— start Entries supplied —
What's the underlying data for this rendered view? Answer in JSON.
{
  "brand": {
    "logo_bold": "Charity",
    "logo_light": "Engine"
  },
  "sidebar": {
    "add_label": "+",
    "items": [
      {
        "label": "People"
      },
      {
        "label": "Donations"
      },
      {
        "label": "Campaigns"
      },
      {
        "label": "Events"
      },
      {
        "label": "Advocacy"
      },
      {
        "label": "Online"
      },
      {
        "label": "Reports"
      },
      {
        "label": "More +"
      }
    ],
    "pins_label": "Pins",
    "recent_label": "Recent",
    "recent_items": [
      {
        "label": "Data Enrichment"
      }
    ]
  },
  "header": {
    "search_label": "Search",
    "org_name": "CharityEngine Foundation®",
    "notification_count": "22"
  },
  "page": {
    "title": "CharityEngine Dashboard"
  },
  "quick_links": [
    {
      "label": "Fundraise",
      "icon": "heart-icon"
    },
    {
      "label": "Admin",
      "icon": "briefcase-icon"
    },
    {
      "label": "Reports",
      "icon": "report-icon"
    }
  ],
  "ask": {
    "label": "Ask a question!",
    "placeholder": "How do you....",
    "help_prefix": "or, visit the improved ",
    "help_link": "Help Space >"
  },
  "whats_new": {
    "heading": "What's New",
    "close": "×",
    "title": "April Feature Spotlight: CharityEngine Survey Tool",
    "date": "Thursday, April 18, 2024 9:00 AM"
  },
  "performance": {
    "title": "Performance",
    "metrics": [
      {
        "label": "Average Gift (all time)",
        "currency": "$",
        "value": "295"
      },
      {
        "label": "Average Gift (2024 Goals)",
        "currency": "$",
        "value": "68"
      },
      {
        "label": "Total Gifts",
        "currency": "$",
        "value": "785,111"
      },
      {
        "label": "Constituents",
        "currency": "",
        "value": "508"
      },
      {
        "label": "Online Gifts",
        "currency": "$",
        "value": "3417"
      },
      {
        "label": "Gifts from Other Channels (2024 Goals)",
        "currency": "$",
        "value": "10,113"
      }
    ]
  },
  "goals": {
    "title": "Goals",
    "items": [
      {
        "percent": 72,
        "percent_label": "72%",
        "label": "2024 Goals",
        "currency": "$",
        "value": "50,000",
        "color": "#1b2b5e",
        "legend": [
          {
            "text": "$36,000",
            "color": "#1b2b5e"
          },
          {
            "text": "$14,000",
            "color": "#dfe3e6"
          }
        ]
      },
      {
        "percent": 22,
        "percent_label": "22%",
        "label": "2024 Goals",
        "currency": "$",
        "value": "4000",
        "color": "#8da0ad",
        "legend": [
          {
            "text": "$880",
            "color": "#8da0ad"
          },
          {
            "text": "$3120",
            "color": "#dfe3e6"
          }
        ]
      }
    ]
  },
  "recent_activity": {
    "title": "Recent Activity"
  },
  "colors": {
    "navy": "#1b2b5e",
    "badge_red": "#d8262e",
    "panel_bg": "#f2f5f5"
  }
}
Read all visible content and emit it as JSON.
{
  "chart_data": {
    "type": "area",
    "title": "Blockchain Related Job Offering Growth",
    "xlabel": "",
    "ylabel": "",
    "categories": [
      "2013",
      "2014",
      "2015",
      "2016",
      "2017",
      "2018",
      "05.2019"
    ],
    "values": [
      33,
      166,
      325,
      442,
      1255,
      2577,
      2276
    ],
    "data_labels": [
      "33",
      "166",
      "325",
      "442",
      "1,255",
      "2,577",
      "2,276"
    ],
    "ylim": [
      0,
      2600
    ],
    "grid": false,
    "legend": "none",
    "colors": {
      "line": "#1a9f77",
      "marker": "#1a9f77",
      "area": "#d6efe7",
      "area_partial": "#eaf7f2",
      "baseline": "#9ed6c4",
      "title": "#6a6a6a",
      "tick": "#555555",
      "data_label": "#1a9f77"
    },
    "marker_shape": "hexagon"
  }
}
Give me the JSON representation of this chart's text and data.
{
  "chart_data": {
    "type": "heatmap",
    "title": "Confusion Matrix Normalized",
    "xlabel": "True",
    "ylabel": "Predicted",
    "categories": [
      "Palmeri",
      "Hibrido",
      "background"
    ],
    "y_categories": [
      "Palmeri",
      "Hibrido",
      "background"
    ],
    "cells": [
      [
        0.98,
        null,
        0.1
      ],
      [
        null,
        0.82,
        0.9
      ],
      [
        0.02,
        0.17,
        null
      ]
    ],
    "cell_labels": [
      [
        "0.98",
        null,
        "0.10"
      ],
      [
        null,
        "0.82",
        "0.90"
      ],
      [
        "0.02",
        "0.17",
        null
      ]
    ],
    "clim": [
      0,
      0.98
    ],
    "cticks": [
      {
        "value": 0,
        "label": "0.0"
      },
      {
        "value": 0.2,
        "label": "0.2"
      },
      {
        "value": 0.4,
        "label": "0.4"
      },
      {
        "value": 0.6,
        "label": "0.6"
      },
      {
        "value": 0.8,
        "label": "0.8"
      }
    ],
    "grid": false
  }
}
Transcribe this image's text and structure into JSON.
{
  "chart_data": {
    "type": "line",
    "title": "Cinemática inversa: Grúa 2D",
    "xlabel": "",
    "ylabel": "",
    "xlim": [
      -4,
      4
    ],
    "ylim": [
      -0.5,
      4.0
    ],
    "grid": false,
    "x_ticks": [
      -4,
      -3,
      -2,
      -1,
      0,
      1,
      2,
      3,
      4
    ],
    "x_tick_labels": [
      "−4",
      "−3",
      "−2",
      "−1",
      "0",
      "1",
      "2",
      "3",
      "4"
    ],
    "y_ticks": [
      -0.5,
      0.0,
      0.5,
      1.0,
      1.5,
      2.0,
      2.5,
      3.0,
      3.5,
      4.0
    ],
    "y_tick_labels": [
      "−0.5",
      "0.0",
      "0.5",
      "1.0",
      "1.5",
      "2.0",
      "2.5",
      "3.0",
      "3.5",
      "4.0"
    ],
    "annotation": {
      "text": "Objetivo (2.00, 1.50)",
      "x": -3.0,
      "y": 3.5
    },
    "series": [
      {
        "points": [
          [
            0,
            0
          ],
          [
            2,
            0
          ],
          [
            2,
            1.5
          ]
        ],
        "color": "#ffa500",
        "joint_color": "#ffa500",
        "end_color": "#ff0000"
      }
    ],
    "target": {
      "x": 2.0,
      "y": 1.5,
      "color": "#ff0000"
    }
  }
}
— end Entries supplied —
**Problem requirements:**
Extract all of the data above and output it character for character.

**Answer to the problem:**
What's the underlying data for this rendered view? Answer in JSON.
{
  "brand": {
    "logo_bold": "Charity",
    "logo_light": "Engine"
  },
  "sidebar": {
    "add_label": "+",
    "items": [
      {
        "label": "People"
      },
      {
        "label": "Donations"
      },
      {
        "label": "Campaigns"
      },
      {
        "label": "Events"
      },
      {
        "label": "Advocacy"
      },
      {
        "label": "Online"
      },
      {
        "label": "Reports"
      },
      {
        "label": "More +"
      }
    ],
    "pins_label": "Pins",
    "recent_label": "Recent",
    "recent_items": [
      {
        "label": "Data Enrichment"
      }
    ]
  },
  "header": {
    "search_label": "Search",
    "org_name": "CharityEngine Foundation®",
    "notification_count": "22"
  },
  "page": {
    "title": "CharityEngine Dashboard"
  },
  "quick_links": [
    {
      "label": "Fundraise",
      "icon": "heart-icon"
    },
    {
      "label": "Admin",
      "icon": "briefcase-icon"
    },
    {
      "label": "Reports",
      "icon": "report-icon"
    }
  ],
  "ask": {
    "label": "Ask a question!",
    "placeholder": "How do you....",
    "help_prefix": "or, visit the improved ",
    "help_link": "Help Space >"
  },
  "whats_new": {
    "heading": "What's New",
    "close": "×",
    "title": "April Feature Spotlight: CharityEngine Survey Tool",
    "date": "Thursday, April 18, 2024 9:00 AM"
  },
  "performance": {
    "title": "Performance",
    "metrics": [
      {
        "label": "Average Gift (all time)",
        "currency": "$",
        "value": "295"
      },
      {
        "label": "Average Gift (2024 Goals)",
        "currency": "$",
        "value": "68"
      },
      {
        "label": "Total Gifts",
        "currency": "$",
        "value": "785,111"
      },
      {
        "label": "Constituents",
        "currency": "",
        "value": "508"
      },
      {
        "label": "Online Gifts",
        "currency": "$",
        "value": "3417"
      },
      {
        "label": "Gifts from Other Channels (2024 Goals)",
        "currency": "$",
        "value": "10,113"
      }
    ]
  },
  "goals": {
    "title": "Goals",
    "items": [
      {
        "percent": 72,
        "percent_label": "72%",
        "label": "2024 Goals",
        "currency": "$",
        "value": "50,000",
        "color": "#1b2b5e",
        "legend": [
          {
            "text": "$36,000",
            "color": "#1b2b5e"
          },
          {
            "text": "$14,000",
            "color": "#dfe3e6"
          }
        ]
      },
      {
        "percent": 22,
        "percent_label": "22%",
        "label": "2024 Goals",
        "currency": "$",
        "value": "4000",
        "color": "#8da0ad",
        "legend": [
          {
            "text": "$880",
            "color": "#8da0ad"
          },
          {
            "text": "$3120",
            "color": "#dfe3e6"
          }
        ]
      }
    ]
  },
  "recent_activity": {
    "title": "Recent Activity"
  },
  "colors": {
    "navy": "#1b2b5e",
    "badge_red": "#d8262e",
    "panel_bg": "#f2f5f5"
  }
}
Read all visible content and emit it as JSON.
{
  "chart_data": {
    "type": "area",
    "title": "Blockchain Related Job Offering Growth",
    "xlabel": "",
    "ylabel": "",
    "categories": [
      "2013",
      "2014",
      "2015",
      "2016",
      "2017",
      "2018",
      "05.2019"
    ],
    "values": [
      33,
      166,
      325,
      442,
      1255,
      2577,
      2276
    ],
    "data_labels": [
      "33",
      "166",
      "325",
      "442",
      "1,255",
      "2,577",
      "2,276"
    ],
    "ylim": [
      0,
      2600
    ],
    "grid": false,
    "legend": "none",
    "colors": {
      "line": "#1a9f77",
      "marker": "#1a9f77",
      "area": "#d6efe7",
      "area_partial": "#eaf7f2",
      "baseline": "#9ed6c4",
      "title": "#6a6a6a",
      "tick": "#555555",
      "data_label": "#1a9f77"
    },
    "marker_shape": "hexagon"
  }
}
Give me the JSON representation of this chart's text and data.
{
  "chart_data": {
    "type": "heatmap",
    "title": "Confusion Matrix Normalized",
    "xlabel": "True",
    "ylabel": "Predicted",
    "categories": [
      "Palmeri",
      "Hibrido",
      "background"
    ],
    "y_categories": [
      "Palmeri",
      "Hibrido",
      "background"
    ],
    "cells": [
      [
        0.98,
        null,
        0.1
      ],
      [
        null,
        0.82,
        0.9
      ],
      [
        0.02,
        0.17,
        null
      ]
    ],
    "cell_labels": [
      [
        "0.98",
        null,
        "0.10"
      ],
      [
        null,
        "0.82",
        "0.90"
      ],
      [
        "0.02",
        "0.17",
        null
      ]
    ],
    "clim": [
      0,
      0.98
    ],
    "cticks": [
      {
        "value": 0,
        "label": "0.0"
      },
      {
        "value": 0.2,
        "label": "0.2"
      },
      {
        "value": 0.4,
        "label": "0.4"
      },
      {
        "value": 0.6,
        "label": "0.6"
      },
      {
        "value": 0.8,
        "label": "0.8"
      }
    ],
    "grid": false
  }
}
Transcribe this image's text and structure into JSON.
{
  "chart_data": {
    "type": "line",
    "title": "Cinemática inversa: Grúa 2D",
    "xlabel": "",
    "ylabel": "",
    "xlim": [
      -4,
      4
    ],
    "ylim": [
      -0.5,
      4.0
    ],
    "grid": false,
    "x_ticks": [
      -4,
      -3,
      -2,
      -1,
      0,
      1,
      2,
      3,
      4
    ],
    "x_tick_labels": [
      "−4",
      "−3",
      "−2",
      "−1",
      "0",
      "1",
      "2",
      "3",
      "4"
    ],
    "y_ticks": [
      -0.5,
      0.0,
      0.5,
      1.0,
      1.5,
      2.0,
      2.5,
      3.0,
      3.5,
      4.0
    ],
    "y_tick_labels": [
      "−0.5",
      "0.0",
      "0.5",
      "1.0",
      "1.5",
      "2.0",
      "2.5",
      "3.0",
      "3.5",
      "4.0"
    ],
    "annotation": {
      "text": "Objetivo (2.00, 1.50)",
      "x": -3.0,
      "y": 3.5
    },
    "series": [
      {
        "points": [
          [
            0,
            0
          ],
          [
            2,
            0
          ],
          [
            2,
            1.5
          ]
        ],
        "color": "#ffa500",
        "joint_color": "#ffa500",
        "end_color": "#ff0000"
      }
    ],
    "target": {
      "x": 2.0,
      "y": 1.5,
      "color": "#ff0000"
    }
  }
}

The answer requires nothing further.